------ PROVIDED RECORDS

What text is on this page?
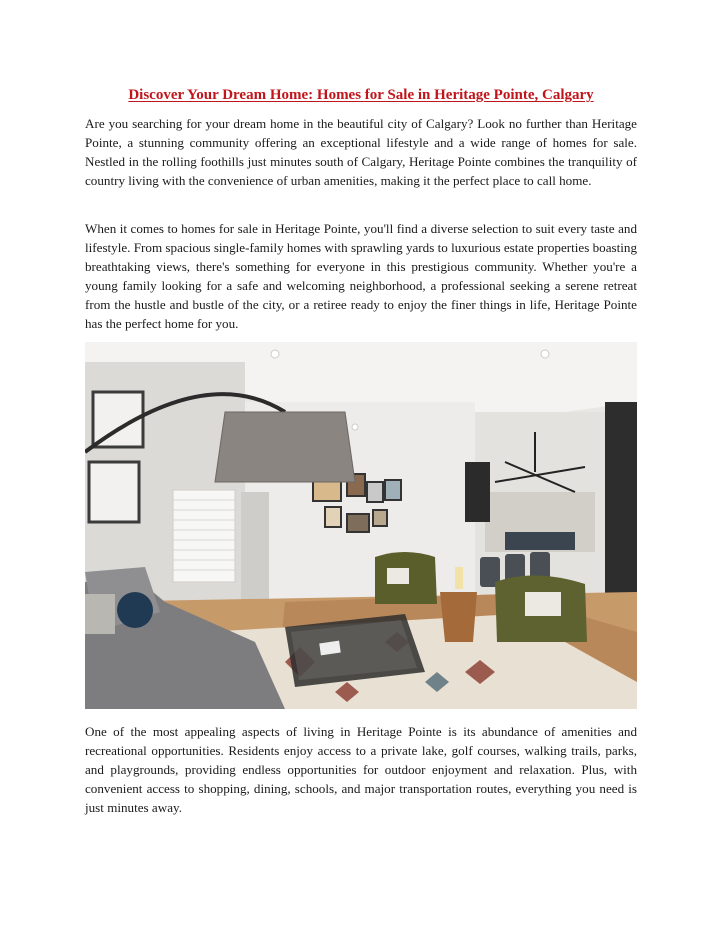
Discover Your Dream Home: Homes for Sale in Heritage Pointe, Calgary

Are you searching for your dream home in the beautiful city of Calgary? Look no further than Heritage Pointe, a stunning community offering an exceptional lifestyle and a wide range of homes for sale. Nestled in the rolling foothills just minutes south of Calgary, Heritage Pointe combines the tranquility of country living with the convenience of urban amenities, making it the perfect place to call home.

When it comes to homes for sale in Heritage Pointe, you'll find a diverse selection to suit every taste and lifestyle. From spacious single-family homes with sprawling yards to luxurious estate properties boasting breathtaking views, there's something for everyone in this prestigious community. Whether you're a young family looking for a safe and welcoming neighborhood, a professional seeking a serene retreat from the hustle and bustle of the city, or a retiree ready to enjoy the finer things in life, Heritage Pointe has the perfect home for you.

One of the most appealing aspects of living in Heritage Pointe is its abundance of amenities and recreational opportunities. Residents enjoy access to a private lake, golf courses, walking trails, parks, and playgrounds, providing endless opportunities for outdoor enjoyment and relaxation. Plus, with convenient access to shopping, dining, schools, and major transportation routes, everything you need is just minutes away.
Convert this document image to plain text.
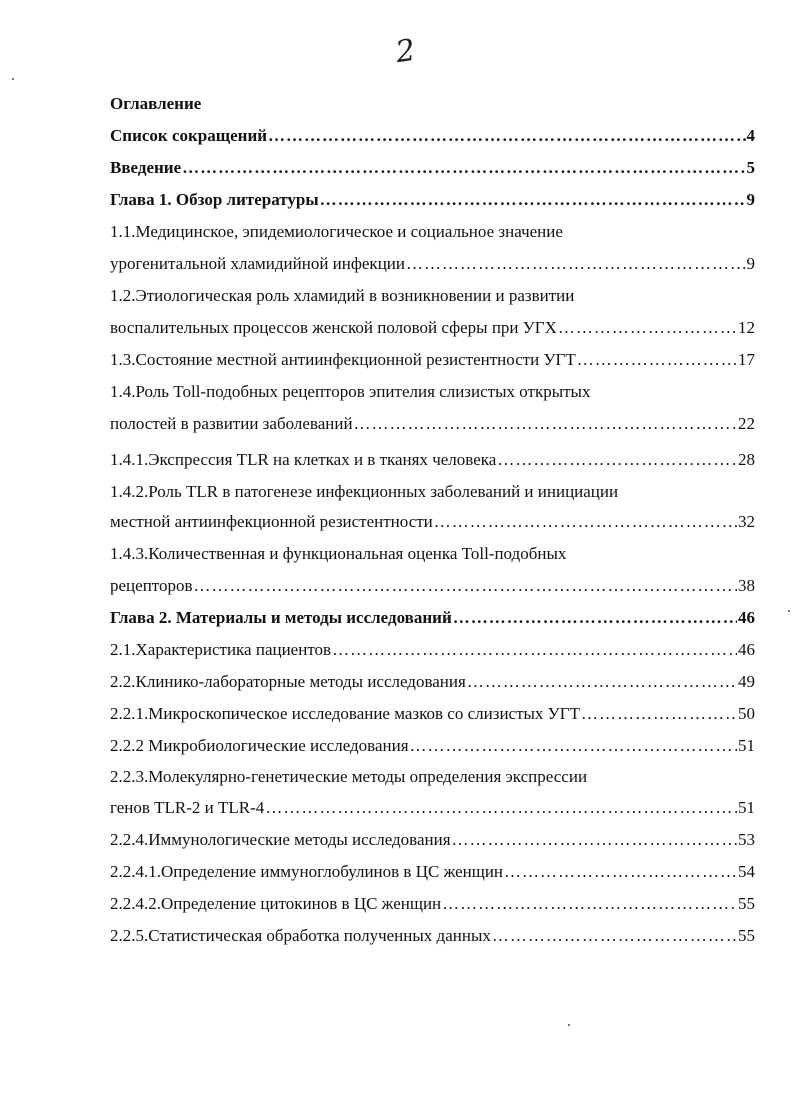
2
Оглавление
Список сокращений ……………………………………………………………………………………………………………………………………………………………………………………	4
Введение ……………………………………………………………………………………………………………………………………………………………………………………	5
Глава 1. Обзор литературы ……………………………………………………………………………………………………………………………………………………………………………………	9
1.1.Медицинское, эпидемиологическое и социальное значение
урогенитальной хламидийной инфекции ……………………………………………………………………………………………………………………………………………………………………………………	9
1.2.Этиологическая роль хламидий в возникновении и развитии
воспалительных процессов женской половой сферы при УГХ ……………………………………………………………………………………………………………………………………………………………………………………	12
1.3.Состояние местной антиинфекционной резистентности УГТ ……………………………………………………………………………………………………………………………………………………………………………………	17
1.4.Роль Toll-подобных рецепторов эпителия слизистых открытых
полостей в развитии заболеваний ……………………………………………………………………………………………………………………………………………………………………………………	22
1.4.1.Экспрессия TLR на клетках и в тканях человека ……………………………………………………………………………………………………………………………………………………………………………………	28
1.4.2.Роль TLR в патогенезе инфекционных заболеваний и инициации
местной антиинфекционной резистентности ……………………………………………………………………………………………………………………………………………………………………………………	32
1.4.3.Количественная и функциональная оценка Toll-подобных
рецепторов ……………………………………………………………………………………………………………………………………………………………………………………	38
Глава 2. Материалы и методы исследований ……………………………………………………………………………………………………………………………………………………………………………………	46
2.1.Характеристика пациентов ……………………………………………………………………………………………………………………………………………………………………………………	46
2.2.Клинико-лабораторные методы исследования ……………………………………………………………………………………………………………………………………………………………………………………	49
2.2.1.Микроскопическое исследование мазков со слизистых УГТ ……………………………………………………………………………………………………………………………………………………………………………………	50
2.2.2 Микробиологические исследования ……………………………………………………………………………………………………………………………………………………………………………………	51
2.2.3.Молекулярно-генетические методы определения экспрессии
генов TLR-2 и TLR-4 ……………………………………………………………………………………………………………………………………………………………………………………	51
2.2.4.Иммунологические методы исследования ……………………………………………………………………………………………………………………………………………………………………………………	53
2.2.4.1.Определение иммуноглобулинов в ЦС женщин ……………………………………………………………………………………………………………………………………………………………………………………	54
2.2.4.2.Определение цитокинов в ЦС женщин ……………………………………………………………………………………………………………………………………………………………………………………	55
2.2.5.Статистическая обработка полученных данных ……………………………………………………………………………………………………………………………………………………………………………………	55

------------

- WHAT YOU HAVE TO DO:
Verbatim reproduction of every record is required; images are left out.

- EXERCISE RESPONSE:
What text is on this page?
Discover Your Dream Home: Homes for Sale in Heritage Pointe, Calgary

Are you searching for your dream home in the beautiful city of Calgary? Look no further than Heritage Pointe, a stunning community offering an exceptional lifestyle and a wide range of homes for sale. Nestled in the rolling foothills just minutes south of Calgary, Heritage Pointe combines the tranquility of country living with the convenience of urban amenities, making it the perfect place to call home.

When it comes to homes for sale in Heritage Pointe, you'll find a diverse selection to suit every taste and lifestyle. From spacious single-family homes with sprawling yards to luxurious estate properties boasting breathtaking views, there's something for everyone in this prestigious community. Whether you're a young family looking for a safe and welcoming neighborhood, a professional seeking a serene retreat from the hustle and bustle of the city, or a retiree ready to enjoy the finer things in life, Heritage Pointe has the perfect home for you.

One of the most appealing aspects of living in Heritage Pointe is its abundance of amenities and recreational opportunities. Residents enjoy access to a private lake, golf courses, walking trails, parks, and playgrounds, providing endless opportunities for outdoor enjoyment and relaxation. Plus, with convenient access to shopping, dining, schools, and major transportation routes, everything you need is just minutes away.
Convert this document image to plain text.
2
Оглавление
Список сокращений ……………………………………………………………………………………………………………………………………………………………………………………	4
Введение ……………………………………………………………………………………………………………………………………………………………………………………	5
Глава 1. Обзор литературы ……………………………………………………………………………………………………………………………………………………………………………………	9
1.1.Медицинское, эпидемиологическое и социальное значение
урогенитальной хламидийной инфекции ……………………………………………………………………………………………………………………………………………………………………………………	9
1.2.Этиологическая роль хламидий в возникновении и развитии
воспалительных процессов женской половой сферы при УГХ ……………………………………………………………………………………………………………………………………………………………………………………	12
1.3.Состояние местной антиинфекционной резистентности УГТ ……………………………………………………………………………………………………………………………………………………………………………………	17
1.4.Роль Toll-подобных рецепторов эпителия слизистых открытых
полостей в развитии заболеваний ……………………………………………………………………………………………………………………………………………………………………………………	22
1.4.1.Экспрессия TLR на клетках и в тканях человека ……………………………………………………………………………………………………………………………………………………………………………………	28
1.4.2.Роль TLR в патогенезе инфекционных заболеваний и инициации
местной антиинфекционной резистентности ……………………………………………………………………………………………………………………………………………………………………………………	32
1.4.3.Количественная и функциональная оценка Toll-подобных
рецепторов ……………………………………………………………………………………………………………………………………………………………………………………	38
Глава 2. Материалы и методы исследований ……………………………………………………………………………………………………………………………………………………………………………………	46
2.1.Характеристика пациентов ……………………………………………………………………………………………………………………………………………………………………………………	46
2.2.Клинико-лабораторные методы исследования ……………………………………………………………………………………………………………………………………………………………………………………	49
2.2.1.Микроскопическое исследование мазков со слизистых УГТ ……………………………………………………………………………………………………………………………………………………………………………………	50
2.2.2 Микробиологические исследования ……………………………………………………………………………………………………………………………………………………………………………………	51
2.2.3.Молекулярно-генетические методы определения экспрессии
генов TLR-2 и TLR-4 ……………………………………………………………………………………………………………………………………………………………………………………	51
2.2.4.Иммунологические методы исследования ……………………………………………………………………………………………………………………………………………………………………………………	53
2.2.4.1.Определение иммуноглобулинов в ЦС женщин ……………………………………………………………………………………………………………………………………………………………………………………	54
2.2.4.2.Определение цитокинов в ЦС женщин ……………………………………………………………………………………………………………………………………………………………………………………	55
2.2.5.Статистическая обработка полученных данных ……………………………………………………………………………………………………………………………………………………………………………………	55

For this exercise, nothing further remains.